#### WRITTEN EXERCISE:
Each line that holds the word "PatCor" counts once; give the total number of such lines and nothing else.

· · · ·

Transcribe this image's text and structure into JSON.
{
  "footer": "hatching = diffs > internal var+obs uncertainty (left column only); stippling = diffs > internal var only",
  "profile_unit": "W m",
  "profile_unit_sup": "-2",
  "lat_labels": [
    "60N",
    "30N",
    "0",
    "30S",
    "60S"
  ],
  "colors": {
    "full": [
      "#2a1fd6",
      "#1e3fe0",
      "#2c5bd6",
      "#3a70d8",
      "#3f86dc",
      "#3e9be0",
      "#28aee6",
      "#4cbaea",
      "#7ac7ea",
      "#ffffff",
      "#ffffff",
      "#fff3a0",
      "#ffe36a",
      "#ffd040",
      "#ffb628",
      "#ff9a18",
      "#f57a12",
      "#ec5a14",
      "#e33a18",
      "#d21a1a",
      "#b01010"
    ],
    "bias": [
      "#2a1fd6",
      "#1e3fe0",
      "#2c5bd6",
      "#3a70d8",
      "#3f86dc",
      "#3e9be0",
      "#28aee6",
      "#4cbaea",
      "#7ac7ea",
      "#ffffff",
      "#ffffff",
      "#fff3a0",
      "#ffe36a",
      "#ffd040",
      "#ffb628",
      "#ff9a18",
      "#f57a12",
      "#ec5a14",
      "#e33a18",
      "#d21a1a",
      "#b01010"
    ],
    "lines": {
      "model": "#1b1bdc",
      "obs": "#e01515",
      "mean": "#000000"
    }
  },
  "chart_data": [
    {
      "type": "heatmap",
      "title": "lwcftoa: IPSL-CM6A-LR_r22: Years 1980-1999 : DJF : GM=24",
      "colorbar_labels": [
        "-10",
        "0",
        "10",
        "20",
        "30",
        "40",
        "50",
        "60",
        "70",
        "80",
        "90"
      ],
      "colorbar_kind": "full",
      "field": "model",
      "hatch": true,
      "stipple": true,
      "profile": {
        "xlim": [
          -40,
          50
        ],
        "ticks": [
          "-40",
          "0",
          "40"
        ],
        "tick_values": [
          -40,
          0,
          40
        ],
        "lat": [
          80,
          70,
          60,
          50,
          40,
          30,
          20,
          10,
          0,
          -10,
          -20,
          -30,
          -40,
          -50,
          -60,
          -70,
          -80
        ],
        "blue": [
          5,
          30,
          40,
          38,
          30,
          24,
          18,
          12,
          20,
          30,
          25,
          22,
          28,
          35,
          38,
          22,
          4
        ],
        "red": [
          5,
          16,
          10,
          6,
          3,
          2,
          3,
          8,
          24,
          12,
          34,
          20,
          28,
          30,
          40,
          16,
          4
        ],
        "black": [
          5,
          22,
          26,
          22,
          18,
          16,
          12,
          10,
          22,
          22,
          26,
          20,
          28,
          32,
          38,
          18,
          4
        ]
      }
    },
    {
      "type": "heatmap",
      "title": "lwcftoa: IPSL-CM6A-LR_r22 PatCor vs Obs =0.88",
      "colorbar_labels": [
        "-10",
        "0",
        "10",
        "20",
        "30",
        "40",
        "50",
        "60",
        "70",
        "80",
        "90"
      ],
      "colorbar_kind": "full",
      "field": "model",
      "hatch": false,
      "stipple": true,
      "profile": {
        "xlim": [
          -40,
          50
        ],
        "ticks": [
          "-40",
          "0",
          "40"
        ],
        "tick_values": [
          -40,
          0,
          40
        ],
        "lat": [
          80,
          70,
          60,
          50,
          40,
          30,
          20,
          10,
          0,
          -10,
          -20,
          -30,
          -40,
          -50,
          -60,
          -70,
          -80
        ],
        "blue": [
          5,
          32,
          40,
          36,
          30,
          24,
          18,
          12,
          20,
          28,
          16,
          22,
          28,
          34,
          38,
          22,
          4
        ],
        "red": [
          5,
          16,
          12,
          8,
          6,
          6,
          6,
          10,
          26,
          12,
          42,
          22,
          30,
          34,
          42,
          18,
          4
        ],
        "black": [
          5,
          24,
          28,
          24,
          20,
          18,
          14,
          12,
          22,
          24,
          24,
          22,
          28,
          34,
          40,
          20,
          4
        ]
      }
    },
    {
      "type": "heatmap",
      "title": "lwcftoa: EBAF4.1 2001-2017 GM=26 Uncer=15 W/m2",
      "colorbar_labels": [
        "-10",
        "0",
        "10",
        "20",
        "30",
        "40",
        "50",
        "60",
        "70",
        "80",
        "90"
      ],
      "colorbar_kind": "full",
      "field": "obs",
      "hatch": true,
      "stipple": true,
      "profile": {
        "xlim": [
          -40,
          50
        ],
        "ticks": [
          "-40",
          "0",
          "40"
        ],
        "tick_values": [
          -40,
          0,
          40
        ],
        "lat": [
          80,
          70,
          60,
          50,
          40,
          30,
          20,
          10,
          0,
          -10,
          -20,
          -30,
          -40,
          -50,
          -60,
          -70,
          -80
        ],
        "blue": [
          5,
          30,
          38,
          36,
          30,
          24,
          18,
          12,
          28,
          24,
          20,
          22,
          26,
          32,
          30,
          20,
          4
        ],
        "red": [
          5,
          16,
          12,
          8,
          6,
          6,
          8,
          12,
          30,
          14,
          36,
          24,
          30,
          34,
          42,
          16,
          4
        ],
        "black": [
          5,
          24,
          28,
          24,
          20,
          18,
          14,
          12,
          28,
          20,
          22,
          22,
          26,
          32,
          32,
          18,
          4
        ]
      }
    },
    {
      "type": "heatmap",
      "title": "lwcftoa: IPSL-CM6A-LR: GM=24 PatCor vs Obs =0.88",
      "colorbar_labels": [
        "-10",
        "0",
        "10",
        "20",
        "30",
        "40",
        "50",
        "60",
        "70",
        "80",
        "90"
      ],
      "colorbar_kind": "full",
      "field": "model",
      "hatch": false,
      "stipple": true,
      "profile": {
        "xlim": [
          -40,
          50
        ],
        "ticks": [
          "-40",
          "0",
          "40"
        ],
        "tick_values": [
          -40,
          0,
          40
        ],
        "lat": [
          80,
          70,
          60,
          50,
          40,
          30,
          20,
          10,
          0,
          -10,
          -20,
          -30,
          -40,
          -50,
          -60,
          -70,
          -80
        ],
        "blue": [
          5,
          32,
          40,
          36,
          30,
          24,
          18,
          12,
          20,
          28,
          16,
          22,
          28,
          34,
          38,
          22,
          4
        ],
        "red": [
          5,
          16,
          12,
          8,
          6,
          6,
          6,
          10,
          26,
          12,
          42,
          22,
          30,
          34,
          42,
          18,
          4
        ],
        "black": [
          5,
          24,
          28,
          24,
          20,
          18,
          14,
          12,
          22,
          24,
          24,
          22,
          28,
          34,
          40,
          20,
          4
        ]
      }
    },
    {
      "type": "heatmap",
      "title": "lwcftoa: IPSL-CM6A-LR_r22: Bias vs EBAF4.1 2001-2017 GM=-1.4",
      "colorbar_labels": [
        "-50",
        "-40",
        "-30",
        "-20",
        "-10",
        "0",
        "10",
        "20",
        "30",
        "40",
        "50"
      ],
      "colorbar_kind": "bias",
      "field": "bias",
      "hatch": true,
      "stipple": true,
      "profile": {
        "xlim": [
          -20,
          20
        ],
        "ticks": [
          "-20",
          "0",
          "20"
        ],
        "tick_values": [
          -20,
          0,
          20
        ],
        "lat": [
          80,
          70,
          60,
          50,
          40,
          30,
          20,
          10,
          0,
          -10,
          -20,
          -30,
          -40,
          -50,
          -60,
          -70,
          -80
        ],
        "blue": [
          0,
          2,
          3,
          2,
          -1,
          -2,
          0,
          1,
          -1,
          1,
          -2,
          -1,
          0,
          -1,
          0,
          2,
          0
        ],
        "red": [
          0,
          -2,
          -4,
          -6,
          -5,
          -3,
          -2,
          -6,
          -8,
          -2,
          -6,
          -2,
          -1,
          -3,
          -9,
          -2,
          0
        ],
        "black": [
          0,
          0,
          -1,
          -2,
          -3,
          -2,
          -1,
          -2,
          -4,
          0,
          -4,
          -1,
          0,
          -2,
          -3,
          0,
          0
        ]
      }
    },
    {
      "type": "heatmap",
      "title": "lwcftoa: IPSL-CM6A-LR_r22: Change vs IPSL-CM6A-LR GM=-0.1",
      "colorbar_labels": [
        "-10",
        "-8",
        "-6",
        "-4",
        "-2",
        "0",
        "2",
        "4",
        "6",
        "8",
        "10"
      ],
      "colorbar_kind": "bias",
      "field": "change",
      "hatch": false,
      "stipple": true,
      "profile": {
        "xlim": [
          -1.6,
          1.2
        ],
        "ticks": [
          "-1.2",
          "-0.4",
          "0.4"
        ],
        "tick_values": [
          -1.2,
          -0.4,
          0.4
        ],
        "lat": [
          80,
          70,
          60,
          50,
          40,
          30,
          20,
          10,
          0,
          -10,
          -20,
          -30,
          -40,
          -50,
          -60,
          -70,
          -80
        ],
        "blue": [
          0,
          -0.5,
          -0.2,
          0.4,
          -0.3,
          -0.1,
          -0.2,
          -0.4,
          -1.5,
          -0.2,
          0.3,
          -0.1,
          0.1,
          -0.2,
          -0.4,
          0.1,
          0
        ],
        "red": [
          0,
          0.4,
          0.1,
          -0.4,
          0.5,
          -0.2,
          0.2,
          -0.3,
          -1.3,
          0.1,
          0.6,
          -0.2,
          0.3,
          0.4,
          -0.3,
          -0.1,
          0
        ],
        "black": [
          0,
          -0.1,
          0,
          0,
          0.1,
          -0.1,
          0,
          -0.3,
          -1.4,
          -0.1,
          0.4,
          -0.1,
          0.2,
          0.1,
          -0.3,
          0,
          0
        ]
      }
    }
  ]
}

· · · ·

#### EXERCISE OUTPUT:
2